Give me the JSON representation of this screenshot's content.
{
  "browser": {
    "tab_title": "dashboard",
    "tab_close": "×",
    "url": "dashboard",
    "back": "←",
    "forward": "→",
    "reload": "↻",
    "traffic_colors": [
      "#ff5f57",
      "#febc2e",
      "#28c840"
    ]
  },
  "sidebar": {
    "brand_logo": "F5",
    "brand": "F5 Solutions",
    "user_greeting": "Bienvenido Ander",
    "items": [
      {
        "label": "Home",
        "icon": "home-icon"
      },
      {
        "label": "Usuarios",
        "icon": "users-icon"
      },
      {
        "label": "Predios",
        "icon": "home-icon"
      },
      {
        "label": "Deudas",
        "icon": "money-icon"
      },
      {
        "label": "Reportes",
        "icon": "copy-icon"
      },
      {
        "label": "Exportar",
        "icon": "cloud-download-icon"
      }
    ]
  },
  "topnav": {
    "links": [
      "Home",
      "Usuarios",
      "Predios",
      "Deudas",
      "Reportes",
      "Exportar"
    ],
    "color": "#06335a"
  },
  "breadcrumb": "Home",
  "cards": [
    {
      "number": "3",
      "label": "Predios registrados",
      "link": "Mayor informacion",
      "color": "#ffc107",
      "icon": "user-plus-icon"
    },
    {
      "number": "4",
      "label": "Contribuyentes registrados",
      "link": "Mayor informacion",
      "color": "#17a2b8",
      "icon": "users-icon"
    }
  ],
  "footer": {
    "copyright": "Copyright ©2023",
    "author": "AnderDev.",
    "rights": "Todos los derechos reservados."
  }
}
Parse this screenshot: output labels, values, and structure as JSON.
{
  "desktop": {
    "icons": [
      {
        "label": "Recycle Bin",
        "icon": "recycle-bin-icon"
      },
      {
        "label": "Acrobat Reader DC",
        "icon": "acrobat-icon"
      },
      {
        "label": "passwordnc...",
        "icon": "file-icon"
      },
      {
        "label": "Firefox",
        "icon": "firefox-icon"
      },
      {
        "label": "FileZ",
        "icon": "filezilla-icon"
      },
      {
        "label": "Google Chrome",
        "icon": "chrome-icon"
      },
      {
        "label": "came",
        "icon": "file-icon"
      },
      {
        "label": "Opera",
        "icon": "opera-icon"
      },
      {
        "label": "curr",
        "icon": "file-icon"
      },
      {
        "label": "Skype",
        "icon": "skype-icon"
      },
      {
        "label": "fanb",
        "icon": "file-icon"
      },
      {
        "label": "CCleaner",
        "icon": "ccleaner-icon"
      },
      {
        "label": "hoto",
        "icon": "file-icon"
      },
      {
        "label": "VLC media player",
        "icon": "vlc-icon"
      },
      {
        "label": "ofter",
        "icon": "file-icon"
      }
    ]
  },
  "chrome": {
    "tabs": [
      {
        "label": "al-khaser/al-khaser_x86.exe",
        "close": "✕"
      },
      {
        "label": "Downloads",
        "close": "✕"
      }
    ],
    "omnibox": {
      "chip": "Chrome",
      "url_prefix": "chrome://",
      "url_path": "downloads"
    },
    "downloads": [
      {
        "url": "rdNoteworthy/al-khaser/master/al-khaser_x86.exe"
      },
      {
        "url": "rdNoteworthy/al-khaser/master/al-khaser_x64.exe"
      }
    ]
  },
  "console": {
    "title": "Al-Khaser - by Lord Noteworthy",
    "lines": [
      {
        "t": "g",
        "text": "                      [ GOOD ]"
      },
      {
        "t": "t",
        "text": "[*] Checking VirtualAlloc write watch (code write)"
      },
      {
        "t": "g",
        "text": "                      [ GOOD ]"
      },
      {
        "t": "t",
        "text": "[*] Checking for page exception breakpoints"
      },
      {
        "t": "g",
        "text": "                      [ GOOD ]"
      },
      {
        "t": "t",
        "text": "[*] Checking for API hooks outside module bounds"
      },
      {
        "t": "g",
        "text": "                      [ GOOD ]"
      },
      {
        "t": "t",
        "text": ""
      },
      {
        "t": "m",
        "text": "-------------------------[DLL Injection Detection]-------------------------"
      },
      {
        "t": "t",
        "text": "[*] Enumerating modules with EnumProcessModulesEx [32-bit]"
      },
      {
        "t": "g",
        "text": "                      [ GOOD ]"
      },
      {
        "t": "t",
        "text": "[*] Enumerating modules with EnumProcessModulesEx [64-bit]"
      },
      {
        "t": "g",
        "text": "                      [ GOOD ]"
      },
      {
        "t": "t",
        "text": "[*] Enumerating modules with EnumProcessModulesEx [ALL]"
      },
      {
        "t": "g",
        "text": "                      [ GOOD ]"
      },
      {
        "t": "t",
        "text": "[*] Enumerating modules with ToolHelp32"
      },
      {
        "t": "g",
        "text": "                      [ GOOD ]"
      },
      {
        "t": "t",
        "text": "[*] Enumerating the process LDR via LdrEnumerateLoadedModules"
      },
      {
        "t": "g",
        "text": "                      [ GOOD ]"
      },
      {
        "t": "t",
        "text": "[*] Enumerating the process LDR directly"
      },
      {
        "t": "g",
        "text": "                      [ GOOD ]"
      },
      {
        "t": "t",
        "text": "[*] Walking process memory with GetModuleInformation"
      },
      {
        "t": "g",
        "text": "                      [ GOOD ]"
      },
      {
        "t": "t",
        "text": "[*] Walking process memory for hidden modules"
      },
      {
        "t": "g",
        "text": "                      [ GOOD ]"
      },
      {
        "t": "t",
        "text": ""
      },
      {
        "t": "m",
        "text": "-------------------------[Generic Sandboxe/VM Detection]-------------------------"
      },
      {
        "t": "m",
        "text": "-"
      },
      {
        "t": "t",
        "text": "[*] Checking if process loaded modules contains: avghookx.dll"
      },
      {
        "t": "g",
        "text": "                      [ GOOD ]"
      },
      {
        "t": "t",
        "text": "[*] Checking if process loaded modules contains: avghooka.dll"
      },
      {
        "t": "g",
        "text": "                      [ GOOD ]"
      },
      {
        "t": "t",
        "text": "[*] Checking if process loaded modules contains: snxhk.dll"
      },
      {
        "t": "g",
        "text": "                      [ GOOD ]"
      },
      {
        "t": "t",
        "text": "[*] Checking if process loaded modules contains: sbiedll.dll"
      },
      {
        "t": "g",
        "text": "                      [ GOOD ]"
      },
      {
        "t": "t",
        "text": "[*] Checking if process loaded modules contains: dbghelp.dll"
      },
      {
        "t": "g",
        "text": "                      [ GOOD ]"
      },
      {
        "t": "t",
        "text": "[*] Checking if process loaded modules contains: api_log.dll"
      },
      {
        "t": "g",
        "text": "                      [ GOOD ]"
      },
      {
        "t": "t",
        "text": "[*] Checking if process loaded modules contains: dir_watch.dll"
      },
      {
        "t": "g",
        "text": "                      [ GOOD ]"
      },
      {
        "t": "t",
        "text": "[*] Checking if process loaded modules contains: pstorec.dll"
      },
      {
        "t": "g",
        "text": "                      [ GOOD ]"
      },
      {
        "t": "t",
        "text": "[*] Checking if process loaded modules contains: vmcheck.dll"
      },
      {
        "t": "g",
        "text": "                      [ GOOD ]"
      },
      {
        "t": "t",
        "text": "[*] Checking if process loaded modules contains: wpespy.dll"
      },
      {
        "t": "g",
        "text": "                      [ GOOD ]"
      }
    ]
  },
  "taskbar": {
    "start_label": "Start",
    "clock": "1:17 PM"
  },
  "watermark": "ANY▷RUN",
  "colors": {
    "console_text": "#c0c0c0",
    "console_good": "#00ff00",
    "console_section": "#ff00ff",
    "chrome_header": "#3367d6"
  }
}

• **TASK DIRECTIONS**:
Word for word, restate all of the data shown above.

• **EXERCISE OUTPUT**:
Give me the JSON representation of this screenshot's content.
{
  "browser": {
    "tab_title": "dashboard",
    "tab_close": "×",
    "url": "dashboard",
    "back": "←",
    "forward": "→",
    "reload": "↻",
    "traffic_colors": [
      "#ff5f57",
      "#febc2e",
      "#28c840"
    ]
  },
  "sidebar": {
    "brand_logo": "F5",
    "brand": "F5 Solutions",
    "user_greeting": "Bienvenido Ander",
    "items": [
      {
        "label": "Home",
        "icon": "home-icon"
      },
      {
        "label": "Usuarios",
        "icon": "users-icon"
      },
      {
        "label": "Predios",
        "icon": "home-icon"
      },
      {
        "label": "Deudas",
        "icon": "money-icon"
      },
      {
        "label": "Reportes",
        "icon": "copy-icon"
      },
      {
        "label": "Exportar",
        "icon": "cloud-download-icon"
      }
    ]
  },
  "topnav": {
    "links": [
      "Home",
      "Usuarios",
      "Predios",
      "Deudas",
      "Reportes",
      "Exportar"
    ],
    "color": "#06335a"
  },
  "breadcrumb": "Home",
  "cards": [
    {
      "number": "3",
      "label": "Predios registrados",
      "link": "Mayor informacion",
      "color": "#ffc107",
      "icon": "user-plus-icon"
    },
    {
      "number": "4",
      "label": "Contribuyentes registrados",
      "link": "Mayor informacion",
      "color": "#17a2b8",
      "icon": "users-icon"
    }
  ],
  "footer": {
    "copyright": "Copyright ©2023",
    "author": "AnderDev.",
    "rights": "Todos los derechos reservados."
  }
}
Parse this screenshot: output labels, values, and structure as JSON.
{
  "desktop": {
    "icons": [
      {
        "label": "Recycle Bin",
        "icon": "recycle-bin-icon"
      },
      {
        "label": "Acrobat Reader DC",
        "icon": "acrobat-icon"
      },
      {
        "label": "passwordnc...",
        "icon": "file-icon"
      },
      {
        "label": "Firefox",
        "icon": "firefox-icon"
      },
      {
        "label": "FileZ",
        "icon": "filezilla-icon"
      },
      {
        "label": "Google Chrome",
        "icon": "chrome-icon"
      },
      {
        "label": "came",
        "icon": "file-icon"
      },
      {
        "label": "Opera",
        "icon": "opera-icon"
      },
      {
        "label": "curr",
        "icon": "file-icon"
      },
      {
        "label": "Skype",
        "icon": "skype-icon"
      },
      {
        "label": "fanb",
        "icon": "file-icon"
      },
      {
        "label": "CCleaner",
        "icon": "ccleaner-icon"
      },
      {
        "label": "hoto",
        "icon": "file-icon"
      },
      {
        "label": "VLC media player",
        "icon": "vlc-icon"
      },
      {
        "label": "ofter",
        "icon": "file-icon"
      }
    ]
  },
  "chrome": {
    "tabs": [
      {
        "label": "al-khaser/al-khaser_x86.exe",
        "close": "✕"
      },
      {
        "label": "Downloads",
        "close": "✕"
      }
    ],
    "omnibox": {
      "chip": "Chrome",
      "url_prefix": "chrome://",
      "url_path": "downloads"
    },
    "downloads": [
      {
        "url": "rdNoteworthy/al-khaser/master/al-khaser_x86.exe"
      },
      {
        "url": "rdNoteworthy/al-khaser/master/al-khaser_x64.exe"
      }
    ]
  },
  "console": {
    "title": "Al-Khaser - by Lord Noteworthy",
    "lines": [
      {
        "t": "g",
        "text": "                      [ GOOD ]"
      },
      {
        "t": "t",
        "text": "[*] Checking VirtualAlloc write watch (code write)"
      },
      {
        "t": "g",
        "text": "                      [ GOOD ]"
      },
      {
        "t": "t",
        "text": "[*] Checking for page exception breakpoints"
      },
      {
        "t": "g",
        "text": "                      [ GOOD ]"
      },
      {
        "t": "t",
        "text": "[*] Checking for API hooks outside module bounds"
      },
      {
        "t": "g",
        "text": "                      [ GOOD ]"
      },
      {
        "t": "t",
        "text": ""
      },
      {
        "t": "m",
        "text": "-------------------------[DLL Injection Detection]-------------------------"
      },
      {
        "t": "t",
        "text": "[*] Enumerating modules with EnumProcessModulesEx [32-bit]"
      },
      {
        "t": "g",
        "text": "                      [ GOOD ]"
      },
      {
        "t": "t",
        "text": "[*] Enumerating modules with EnumProcessModulesEx [64-bit]"
      },
      {
        "t": "g",
        "text": "                      [ GOOD ]"
      },
      {
        "t": "t",
        "text": "[*] Enumerating modules with EnumProcessModulesEx [ALL]"
      },
      {
        "t": "g",
        "text": "                      [ GOOD ]"
      },
      {
        "t": "t",
        "text": "[*] Enumerating modules with ToolHelp32"
      },
      {
        "t": "g",
        "text": "                      [ GOOD ]"
      },
      {
        "t": "t",
        "text": "[*] Enumerating the process LDR via LdrEnumerateLoadedModules"
      },
      {
        "t": "g",
        "text": "                      [ GOOD ]"
      },
      {
        "t": "t",
        "text": "[*] Enumerating the process LDR directly"
      },
      {
        "t": "g",
        "text": "                      [ GOOD ]"
      },
      {
        "t": "t",
        "text": "[*] Walking process memory with GetModuleInformation"
      },
      {
        "t": "g",
        "text": "                      [ GOOD ]"
      },
      {
        "t": "t",
        "text": "[*] Walking process memory for hidden modules"
      },
      {
        "t": "g",
        "text": "                      [ GOOD ]"
      },
      {
        "t": "t",
        "text": ""
      },
      {
        "t": "m",
        "text": "-------------------------[Generic Sandboxe/VM Detection]-------------------------"
      },
      {
        "t": "m",
        "text": "-"
      },
      {
        "t": "t",
        "text": "[*] Checking if process loaded modules contains: avghookx.dll"
      },
      {
        "t": "g",
        "text": "                      [ GOOD ]"
      },
      {
        "t": "t",
        "text": "[*] Checking if process loaded modules contains: avghooka.dll"
      },
      {
        "t": "g",
        "text": "                      [ GOOD ]"
      },
      {
        "t": "t",
        "text": "[*] Checking if process loaded modules contains: snxhk.dll"
      },
      {
        "t": "g",
        "text": "                      [ GOOD ]"
      },
      {
        "t": "t",
        "text": "[*] Checking if process loaded modules contains: sbiedll.dll"
      },
      {
        "t": "g",
        "text": "                      [ GOOD ]"
      },
      {
        "t": "t",
        "text": "[*] Checking if process loaded modules contains: dbghelp.dll"
      },
      {
        "t": "g",
        "text": "                      [ GOOD ]"
      },
      {
        "t": "t",
        "text": "[*] Checking if process loaded modules contains: api_log.dll"
      },
      {
        "t": "g",
        "text": "                      [ GOOD ]"
      },
      {
        "t": "t",
        "text": "[*] Checking if process loaded modules contains: dir_watch.dll"
      },
      {
        "t": "g",
        "text": "                      [ GOOD ]"
      },
      {
        "t": "t",
        "text": "[*] Checking if process loaded modules contains: pstorec.dll"
      },
      {
        "t": "g",
        "text": "                      [ GOOD ]"
      },
      {
        "t": "t",
        "text": "[*] Checking if process loaded modules contains: vmcheck.dll"
      },
      {
        "t": "g",
        "text": "                      [ GOOD ]"
      },
      {
        "t": "t",
        "text": "[*] Checking if process loaded modules contains: wpespy.dll"
      },
      {
        "t": "g",
        "text": "                      [ GOOD ]"
      }
    ]
  },
  "taskbar": {
    "start_label": "Start",
    "clock": "1:17 PM"
  },
  "watermark": "ANY▷RUN",
  "colors": {
    "console_text": "#c0c0c0",
    "console_good": "#00ff00",
    "console_section": "#ff00ff",
    "chrome_header": "#3367d6"
  }
}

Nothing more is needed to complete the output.